> [TO DO]:
Report how many lines below contain the word "就当我的错". Give only the number.

########################################

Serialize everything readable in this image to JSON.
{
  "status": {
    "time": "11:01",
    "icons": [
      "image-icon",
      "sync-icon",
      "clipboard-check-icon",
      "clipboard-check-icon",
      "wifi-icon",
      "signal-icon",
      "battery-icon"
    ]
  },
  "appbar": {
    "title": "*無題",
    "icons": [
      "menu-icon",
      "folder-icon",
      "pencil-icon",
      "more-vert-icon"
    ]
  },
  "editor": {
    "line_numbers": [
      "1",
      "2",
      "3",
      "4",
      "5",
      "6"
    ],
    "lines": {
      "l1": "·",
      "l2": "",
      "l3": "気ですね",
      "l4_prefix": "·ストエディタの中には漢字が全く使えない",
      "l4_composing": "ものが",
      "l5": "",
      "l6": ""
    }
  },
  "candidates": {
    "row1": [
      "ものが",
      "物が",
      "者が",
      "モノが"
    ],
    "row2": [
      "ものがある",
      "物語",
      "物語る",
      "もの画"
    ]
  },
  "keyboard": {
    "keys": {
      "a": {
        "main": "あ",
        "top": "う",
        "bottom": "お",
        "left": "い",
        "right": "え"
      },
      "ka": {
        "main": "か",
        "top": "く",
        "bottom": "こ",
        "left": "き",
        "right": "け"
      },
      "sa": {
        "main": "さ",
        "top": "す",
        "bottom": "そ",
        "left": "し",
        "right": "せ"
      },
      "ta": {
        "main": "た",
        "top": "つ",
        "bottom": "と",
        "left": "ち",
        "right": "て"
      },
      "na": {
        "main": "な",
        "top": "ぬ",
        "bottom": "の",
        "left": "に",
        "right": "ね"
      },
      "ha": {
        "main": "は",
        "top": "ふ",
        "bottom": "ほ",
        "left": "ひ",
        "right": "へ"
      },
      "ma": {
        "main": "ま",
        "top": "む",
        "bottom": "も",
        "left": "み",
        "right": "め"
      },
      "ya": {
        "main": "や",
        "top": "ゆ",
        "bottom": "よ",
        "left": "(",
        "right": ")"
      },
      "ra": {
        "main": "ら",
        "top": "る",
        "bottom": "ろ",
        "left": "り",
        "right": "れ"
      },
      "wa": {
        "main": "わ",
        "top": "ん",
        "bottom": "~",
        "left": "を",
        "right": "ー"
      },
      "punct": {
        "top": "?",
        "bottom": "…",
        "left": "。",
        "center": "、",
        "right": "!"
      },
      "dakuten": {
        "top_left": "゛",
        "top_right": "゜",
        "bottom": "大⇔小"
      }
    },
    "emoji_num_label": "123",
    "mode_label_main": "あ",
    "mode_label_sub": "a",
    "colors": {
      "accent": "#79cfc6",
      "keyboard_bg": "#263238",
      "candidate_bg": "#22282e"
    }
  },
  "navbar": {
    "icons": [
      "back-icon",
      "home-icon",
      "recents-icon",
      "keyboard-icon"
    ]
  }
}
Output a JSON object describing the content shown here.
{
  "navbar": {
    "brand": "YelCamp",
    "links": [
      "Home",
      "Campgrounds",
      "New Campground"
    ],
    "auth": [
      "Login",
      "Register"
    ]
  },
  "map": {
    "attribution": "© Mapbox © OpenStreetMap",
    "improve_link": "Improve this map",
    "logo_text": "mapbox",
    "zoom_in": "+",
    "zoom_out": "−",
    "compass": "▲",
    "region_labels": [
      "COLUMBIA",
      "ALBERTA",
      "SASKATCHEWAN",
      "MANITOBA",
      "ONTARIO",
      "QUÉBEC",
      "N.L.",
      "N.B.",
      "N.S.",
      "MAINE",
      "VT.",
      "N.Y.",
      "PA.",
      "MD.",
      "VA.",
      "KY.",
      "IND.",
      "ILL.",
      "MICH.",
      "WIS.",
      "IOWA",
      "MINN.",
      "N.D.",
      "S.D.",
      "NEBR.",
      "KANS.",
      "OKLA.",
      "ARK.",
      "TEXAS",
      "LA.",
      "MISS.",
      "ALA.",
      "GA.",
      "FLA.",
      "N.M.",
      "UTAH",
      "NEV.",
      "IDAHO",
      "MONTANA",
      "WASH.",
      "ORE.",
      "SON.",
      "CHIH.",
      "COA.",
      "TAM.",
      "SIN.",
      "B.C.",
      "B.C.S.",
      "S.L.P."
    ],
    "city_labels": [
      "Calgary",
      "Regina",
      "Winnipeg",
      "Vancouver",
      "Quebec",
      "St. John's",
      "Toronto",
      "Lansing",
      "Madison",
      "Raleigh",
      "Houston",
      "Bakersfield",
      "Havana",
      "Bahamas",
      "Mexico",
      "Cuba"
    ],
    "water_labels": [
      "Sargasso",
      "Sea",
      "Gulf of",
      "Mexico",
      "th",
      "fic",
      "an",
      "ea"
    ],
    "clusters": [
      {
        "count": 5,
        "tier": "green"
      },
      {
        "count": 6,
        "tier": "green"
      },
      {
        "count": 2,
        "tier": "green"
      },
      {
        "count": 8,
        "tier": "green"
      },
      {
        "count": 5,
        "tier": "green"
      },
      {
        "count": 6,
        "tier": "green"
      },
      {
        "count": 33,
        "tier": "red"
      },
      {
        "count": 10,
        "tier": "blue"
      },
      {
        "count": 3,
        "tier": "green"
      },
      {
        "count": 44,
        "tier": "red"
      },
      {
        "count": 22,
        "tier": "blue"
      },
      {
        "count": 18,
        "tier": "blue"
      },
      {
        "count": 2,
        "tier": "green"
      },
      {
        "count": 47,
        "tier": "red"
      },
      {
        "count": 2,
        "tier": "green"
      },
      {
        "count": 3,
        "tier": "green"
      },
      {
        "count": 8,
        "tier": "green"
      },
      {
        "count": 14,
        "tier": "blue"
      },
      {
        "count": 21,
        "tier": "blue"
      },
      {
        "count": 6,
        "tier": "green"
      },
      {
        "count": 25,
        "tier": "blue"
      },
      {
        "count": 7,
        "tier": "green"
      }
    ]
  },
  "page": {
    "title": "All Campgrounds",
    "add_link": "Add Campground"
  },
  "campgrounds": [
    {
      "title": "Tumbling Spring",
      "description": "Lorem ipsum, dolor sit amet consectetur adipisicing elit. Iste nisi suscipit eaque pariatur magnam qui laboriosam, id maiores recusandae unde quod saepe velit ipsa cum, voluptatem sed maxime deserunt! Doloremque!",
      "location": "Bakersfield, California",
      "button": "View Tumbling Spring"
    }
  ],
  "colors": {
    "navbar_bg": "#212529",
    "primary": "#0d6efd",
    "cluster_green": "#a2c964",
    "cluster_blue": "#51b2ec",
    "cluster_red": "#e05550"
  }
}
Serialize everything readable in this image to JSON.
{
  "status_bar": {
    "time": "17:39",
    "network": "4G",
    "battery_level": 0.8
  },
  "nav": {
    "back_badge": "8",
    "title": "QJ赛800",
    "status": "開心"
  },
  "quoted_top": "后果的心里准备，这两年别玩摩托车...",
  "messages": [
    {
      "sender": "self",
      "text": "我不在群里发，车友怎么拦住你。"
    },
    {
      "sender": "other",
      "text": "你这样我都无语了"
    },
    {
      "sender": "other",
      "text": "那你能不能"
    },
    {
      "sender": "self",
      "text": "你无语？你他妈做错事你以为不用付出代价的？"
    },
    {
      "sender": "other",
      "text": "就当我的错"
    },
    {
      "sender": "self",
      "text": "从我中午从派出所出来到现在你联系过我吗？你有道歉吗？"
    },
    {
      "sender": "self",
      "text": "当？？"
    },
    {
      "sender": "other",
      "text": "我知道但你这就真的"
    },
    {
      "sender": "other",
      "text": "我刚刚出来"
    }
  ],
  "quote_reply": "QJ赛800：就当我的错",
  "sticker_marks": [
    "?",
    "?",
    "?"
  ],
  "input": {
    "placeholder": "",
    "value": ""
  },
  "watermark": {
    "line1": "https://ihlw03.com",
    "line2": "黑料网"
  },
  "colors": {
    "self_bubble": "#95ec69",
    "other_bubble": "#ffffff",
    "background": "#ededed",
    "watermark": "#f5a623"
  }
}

########################################

> [SOLUTION FOR THIS PROBLEM]:
2